▶ **EXERCISE GOAL**: Pull every line containing "Tobing" from the entries.

(Stored data)
= = = = = = =
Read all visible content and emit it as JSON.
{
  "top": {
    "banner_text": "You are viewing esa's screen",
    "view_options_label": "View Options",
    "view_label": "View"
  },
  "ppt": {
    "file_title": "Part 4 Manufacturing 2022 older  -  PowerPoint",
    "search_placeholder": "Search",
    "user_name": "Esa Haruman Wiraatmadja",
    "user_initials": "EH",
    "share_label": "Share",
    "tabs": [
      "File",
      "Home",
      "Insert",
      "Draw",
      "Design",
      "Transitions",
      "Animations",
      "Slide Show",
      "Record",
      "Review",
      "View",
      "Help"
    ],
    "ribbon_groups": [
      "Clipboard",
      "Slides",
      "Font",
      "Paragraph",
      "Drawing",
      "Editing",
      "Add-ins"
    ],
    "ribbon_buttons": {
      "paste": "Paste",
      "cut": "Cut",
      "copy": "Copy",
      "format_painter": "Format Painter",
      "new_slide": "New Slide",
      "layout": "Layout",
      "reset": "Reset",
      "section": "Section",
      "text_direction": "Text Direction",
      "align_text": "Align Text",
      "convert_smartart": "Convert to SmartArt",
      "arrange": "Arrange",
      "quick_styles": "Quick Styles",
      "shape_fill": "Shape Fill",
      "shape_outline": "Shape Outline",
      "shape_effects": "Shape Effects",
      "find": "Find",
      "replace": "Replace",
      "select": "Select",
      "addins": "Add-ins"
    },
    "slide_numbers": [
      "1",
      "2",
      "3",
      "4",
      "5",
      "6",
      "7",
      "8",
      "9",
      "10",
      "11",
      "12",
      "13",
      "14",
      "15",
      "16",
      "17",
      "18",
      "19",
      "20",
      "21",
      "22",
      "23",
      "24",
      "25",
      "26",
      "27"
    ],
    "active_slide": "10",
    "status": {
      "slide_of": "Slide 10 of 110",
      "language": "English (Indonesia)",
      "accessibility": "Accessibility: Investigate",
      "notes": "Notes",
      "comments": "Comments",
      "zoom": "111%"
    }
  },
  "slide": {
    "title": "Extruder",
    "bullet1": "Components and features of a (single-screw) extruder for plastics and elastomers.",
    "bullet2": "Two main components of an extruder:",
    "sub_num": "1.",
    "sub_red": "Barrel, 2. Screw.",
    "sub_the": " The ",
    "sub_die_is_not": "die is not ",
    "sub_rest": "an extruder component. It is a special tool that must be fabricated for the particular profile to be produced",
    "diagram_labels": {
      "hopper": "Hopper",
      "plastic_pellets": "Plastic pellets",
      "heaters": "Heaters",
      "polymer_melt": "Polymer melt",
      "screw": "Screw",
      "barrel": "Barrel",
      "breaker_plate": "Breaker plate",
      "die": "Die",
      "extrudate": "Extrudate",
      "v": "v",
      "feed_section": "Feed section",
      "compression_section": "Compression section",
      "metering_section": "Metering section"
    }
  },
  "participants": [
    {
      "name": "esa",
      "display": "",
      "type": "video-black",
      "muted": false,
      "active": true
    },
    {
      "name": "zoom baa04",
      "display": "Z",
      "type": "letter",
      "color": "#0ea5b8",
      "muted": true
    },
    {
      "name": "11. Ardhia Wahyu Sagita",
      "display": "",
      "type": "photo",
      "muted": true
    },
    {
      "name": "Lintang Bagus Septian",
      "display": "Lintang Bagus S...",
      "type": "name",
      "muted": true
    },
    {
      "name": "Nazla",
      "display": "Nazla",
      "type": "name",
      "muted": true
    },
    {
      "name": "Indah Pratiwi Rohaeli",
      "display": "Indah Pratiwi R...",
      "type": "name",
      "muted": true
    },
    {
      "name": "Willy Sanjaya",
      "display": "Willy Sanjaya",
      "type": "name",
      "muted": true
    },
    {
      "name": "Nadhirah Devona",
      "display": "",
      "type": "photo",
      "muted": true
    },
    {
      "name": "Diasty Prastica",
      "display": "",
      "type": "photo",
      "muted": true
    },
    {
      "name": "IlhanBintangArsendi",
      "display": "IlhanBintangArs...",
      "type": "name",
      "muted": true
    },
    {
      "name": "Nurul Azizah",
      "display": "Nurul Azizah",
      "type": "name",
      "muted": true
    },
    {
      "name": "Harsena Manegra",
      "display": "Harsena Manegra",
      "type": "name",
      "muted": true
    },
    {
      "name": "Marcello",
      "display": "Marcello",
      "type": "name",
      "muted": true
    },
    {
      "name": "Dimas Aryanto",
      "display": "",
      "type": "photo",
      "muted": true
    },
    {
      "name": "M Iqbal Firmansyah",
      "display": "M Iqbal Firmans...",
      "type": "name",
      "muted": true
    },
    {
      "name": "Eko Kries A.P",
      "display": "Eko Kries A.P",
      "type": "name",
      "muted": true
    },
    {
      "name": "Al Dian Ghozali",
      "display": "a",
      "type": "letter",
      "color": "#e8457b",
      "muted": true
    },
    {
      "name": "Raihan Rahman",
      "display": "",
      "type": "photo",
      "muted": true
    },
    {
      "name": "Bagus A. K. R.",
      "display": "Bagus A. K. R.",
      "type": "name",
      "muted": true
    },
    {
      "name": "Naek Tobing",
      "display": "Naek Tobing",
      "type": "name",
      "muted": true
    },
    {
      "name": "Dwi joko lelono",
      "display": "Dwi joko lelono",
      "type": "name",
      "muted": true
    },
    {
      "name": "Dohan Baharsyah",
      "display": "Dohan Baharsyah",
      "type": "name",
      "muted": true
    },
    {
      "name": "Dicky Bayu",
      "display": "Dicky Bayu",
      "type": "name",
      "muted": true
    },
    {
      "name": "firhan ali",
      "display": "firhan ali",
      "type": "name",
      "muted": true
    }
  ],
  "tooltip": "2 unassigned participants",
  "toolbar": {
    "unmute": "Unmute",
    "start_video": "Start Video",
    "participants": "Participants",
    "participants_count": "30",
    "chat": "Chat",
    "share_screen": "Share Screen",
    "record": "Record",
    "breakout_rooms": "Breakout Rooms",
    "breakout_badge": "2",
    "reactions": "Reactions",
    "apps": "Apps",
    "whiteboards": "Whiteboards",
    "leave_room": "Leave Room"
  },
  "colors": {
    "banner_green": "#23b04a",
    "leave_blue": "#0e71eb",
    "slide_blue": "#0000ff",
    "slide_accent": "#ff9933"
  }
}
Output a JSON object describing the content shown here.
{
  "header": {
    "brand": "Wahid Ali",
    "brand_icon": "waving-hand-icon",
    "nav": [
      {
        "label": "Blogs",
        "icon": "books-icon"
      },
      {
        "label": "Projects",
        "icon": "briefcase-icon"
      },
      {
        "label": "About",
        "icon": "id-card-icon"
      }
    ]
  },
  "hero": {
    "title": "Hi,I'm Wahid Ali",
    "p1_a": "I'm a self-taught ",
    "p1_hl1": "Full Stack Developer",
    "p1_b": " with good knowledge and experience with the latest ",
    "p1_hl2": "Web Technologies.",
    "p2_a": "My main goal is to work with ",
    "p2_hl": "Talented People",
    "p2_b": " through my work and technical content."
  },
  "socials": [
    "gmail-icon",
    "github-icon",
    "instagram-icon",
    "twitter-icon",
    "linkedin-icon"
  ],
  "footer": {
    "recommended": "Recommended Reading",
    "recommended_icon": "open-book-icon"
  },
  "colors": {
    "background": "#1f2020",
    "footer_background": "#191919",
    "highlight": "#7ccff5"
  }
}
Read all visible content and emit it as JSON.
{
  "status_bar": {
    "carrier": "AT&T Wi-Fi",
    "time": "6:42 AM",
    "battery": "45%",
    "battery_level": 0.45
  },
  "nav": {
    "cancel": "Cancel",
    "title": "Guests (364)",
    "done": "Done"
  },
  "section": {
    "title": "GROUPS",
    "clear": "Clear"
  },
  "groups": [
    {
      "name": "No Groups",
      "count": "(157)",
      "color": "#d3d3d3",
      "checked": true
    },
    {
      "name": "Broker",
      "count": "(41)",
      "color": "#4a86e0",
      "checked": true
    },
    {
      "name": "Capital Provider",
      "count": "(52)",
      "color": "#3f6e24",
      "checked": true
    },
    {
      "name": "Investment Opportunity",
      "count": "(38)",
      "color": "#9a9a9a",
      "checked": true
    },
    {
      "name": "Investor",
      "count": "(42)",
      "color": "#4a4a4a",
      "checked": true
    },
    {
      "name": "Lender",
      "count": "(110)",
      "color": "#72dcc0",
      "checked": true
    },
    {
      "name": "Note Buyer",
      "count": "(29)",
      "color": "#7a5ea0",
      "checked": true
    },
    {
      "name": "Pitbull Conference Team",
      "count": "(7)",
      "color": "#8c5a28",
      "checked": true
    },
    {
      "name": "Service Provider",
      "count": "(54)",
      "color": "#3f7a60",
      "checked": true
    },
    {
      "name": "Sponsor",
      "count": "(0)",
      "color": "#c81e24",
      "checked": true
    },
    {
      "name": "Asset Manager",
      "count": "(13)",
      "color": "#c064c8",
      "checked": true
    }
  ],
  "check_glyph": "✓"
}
= = = = = = =
▶ **THE OUTPUT**:
      "name": "Naek Tobing",
      "display": "Naek Tobing",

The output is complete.